[Exercise] Search the material below for the string "screenshot" and list each line that holds it.

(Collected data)
::::::

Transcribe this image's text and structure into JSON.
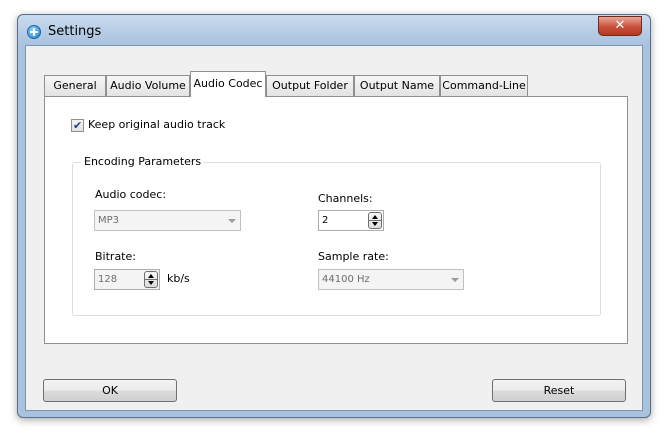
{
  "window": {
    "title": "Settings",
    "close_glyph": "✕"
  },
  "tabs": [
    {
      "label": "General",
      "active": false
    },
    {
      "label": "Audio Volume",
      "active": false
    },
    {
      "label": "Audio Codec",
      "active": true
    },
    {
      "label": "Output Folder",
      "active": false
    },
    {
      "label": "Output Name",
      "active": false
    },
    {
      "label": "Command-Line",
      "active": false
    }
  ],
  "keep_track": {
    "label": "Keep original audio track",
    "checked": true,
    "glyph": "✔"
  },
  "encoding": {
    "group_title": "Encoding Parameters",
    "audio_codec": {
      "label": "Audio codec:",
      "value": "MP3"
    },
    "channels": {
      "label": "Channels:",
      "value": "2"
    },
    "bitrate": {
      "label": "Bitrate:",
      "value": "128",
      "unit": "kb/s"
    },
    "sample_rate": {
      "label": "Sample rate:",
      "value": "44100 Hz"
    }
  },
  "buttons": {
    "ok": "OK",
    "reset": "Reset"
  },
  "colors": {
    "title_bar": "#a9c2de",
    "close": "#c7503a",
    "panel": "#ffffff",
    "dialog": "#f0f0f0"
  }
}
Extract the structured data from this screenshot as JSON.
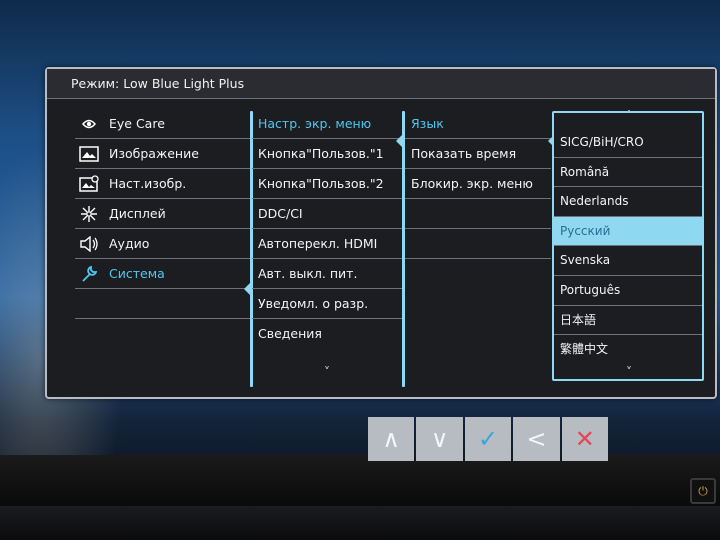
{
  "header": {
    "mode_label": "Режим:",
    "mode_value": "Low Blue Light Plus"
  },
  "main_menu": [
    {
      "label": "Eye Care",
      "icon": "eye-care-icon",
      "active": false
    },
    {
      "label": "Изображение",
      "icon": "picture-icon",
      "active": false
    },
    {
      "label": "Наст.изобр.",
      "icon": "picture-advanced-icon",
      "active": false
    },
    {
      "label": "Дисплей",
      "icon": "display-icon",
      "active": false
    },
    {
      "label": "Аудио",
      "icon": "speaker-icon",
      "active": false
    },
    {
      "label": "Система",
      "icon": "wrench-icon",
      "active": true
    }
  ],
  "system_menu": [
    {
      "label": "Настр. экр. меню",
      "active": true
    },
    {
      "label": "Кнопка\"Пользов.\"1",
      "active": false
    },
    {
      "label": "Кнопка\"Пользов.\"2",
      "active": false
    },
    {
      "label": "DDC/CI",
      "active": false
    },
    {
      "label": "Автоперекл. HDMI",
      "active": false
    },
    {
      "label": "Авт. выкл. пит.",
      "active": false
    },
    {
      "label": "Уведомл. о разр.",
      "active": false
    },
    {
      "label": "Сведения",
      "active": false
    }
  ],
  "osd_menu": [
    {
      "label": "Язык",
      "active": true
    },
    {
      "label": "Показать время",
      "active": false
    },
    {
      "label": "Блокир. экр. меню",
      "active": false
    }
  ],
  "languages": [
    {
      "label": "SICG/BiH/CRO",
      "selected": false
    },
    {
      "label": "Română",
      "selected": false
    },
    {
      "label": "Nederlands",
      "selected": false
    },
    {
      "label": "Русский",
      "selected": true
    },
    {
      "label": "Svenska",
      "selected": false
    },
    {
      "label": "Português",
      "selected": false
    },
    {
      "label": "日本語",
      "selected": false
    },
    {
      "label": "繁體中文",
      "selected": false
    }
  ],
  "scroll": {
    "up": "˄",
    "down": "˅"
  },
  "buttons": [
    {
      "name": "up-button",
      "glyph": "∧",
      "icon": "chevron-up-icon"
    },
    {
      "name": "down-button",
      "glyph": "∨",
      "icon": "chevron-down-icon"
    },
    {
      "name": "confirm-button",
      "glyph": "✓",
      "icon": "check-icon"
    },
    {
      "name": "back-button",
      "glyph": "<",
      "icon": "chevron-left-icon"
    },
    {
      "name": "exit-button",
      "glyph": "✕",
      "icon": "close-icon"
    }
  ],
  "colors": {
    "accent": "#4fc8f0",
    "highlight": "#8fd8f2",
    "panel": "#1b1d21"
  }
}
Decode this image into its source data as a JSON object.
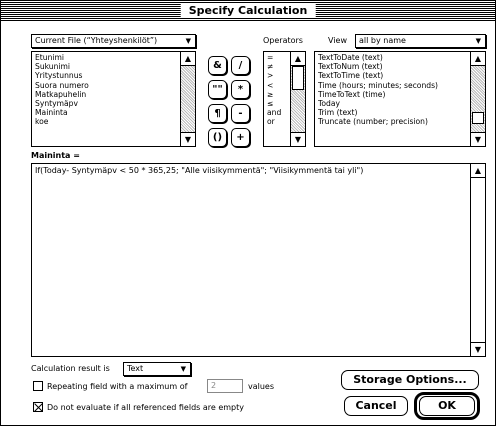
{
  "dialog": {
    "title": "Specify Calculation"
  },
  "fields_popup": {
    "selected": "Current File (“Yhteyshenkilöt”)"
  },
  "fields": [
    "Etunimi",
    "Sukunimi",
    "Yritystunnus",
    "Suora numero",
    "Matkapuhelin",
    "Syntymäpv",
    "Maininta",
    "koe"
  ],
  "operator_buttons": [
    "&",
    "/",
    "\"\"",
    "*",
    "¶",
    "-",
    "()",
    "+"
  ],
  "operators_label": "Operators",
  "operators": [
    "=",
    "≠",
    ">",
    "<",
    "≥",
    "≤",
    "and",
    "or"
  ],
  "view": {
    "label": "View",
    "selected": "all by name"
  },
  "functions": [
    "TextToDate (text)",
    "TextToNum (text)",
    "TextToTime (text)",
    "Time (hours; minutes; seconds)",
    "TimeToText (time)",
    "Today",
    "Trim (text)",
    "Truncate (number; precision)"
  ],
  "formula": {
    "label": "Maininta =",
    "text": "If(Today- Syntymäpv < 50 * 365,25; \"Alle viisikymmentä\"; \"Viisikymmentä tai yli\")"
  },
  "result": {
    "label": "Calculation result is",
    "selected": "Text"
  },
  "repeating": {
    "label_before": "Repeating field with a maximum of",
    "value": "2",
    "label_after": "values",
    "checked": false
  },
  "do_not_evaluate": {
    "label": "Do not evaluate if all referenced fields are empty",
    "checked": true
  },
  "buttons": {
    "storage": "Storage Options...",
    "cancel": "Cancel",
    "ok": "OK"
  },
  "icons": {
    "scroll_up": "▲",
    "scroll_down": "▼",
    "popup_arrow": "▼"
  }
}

::::::

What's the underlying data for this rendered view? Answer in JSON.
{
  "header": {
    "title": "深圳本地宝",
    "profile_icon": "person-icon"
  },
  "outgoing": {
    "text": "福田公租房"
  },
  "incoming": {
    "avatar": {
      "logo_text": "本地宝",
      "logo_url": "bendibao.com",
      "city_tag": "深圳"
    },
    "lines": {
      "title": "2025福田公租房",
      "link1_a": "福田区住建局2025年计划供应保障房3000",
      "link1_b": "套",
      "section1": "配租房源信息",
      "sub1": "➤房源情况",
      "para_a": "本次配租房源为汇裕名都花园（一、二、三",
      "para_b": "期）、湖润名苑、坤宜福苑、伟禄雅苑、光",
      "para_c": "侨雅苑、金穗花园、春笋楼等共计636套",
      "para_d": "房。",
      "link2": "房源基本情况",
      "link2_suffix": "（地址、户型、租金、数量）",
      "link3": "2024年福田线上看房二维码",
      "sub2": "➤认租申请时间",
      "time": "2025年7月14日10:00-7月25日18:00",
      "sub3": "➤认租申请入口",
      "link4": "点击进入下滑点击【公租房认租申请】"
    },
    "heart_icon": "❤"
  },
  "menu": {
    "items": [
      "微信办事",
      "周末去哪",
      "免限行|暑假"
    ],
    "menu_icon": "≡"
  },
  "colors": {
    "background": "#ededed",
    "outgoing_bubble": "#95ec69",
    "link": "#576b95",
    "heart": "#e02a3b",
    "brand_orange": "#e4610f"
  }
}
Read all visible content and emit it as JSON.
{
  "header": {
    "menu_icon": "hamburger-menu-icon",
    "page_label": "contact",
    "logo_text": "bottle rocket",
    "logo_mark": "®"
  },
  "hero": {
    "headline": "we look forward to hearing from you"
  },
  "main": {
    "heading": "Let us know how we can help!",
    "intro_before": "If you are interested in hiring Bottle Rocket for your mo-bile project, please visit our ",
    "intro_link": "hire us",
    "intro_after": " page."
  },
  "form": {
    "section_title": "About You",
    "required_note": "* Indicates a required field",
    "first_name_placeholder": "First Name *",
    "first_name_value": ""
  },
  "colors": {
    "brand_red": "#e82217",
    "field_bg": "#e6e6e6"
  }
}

::::::

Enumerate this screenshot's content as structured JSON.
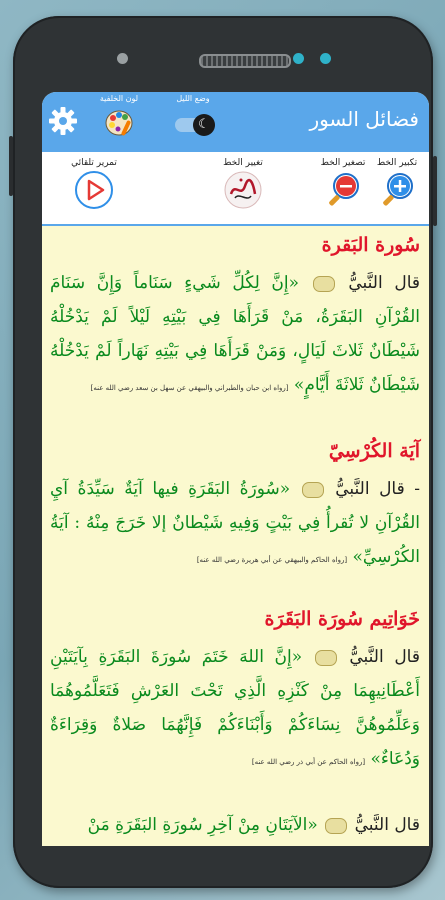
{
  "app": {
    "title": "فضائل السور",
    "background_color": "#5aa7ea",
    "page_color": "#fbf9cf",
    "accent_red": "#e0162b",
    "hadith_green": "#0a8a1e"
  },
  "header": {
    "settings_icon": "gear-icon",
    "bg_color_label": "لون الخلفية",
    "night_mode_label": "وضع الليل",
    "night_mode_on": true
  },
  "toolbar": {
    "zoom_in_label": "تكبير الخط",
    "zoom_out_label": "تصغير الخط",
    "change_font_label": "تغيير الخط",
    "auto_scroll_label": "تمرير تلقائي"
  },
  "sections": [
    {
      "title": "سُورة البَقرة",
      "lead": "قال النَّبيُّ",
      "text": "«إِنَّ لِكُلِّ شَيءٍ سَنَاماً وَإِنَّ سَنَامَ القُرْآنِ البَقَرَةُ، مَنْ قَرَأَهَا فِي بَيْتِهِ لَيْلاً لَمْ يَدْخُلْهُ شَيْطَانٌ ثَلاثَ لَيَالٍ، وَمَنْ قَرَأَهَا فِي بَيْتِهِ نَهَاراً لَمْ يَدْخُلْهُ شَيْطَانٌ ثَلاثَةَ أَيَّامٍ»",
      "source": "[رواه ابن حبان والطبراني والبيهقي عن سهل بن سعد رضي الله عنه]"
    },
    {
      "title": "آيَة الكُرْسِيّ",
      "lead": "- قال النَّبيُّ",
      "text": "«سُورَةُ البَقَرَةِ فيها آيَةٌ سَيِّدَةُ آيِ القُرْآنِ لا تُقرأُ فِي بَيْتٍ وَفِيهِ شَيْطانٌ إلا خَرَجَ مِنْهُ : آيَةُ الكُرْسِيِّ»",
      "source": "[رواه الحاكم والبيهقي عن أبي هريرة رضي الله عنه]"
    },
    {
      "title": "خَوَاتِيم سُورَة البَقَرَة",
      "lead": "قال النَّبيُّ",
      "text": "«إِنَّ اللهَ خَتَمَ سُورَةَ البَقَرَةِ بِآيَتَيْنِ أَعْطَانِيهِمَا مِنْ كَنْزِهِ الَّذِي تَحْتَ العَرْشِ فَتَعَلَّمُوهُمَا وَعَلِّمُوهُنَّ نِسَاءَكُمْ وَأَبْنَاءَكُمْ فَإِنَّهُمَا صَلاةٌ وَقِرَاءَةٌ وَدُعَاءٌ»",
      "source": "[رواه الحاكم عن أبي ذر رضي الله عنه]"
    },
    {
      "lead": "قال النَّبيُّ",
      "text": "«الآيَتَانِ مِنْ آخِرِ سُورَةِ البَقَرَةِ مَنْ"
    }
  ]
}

::::::

[Final answer]
Extract the structured data from this screenshot as JSON.
Enumerate this screenshot's content as structured JSON.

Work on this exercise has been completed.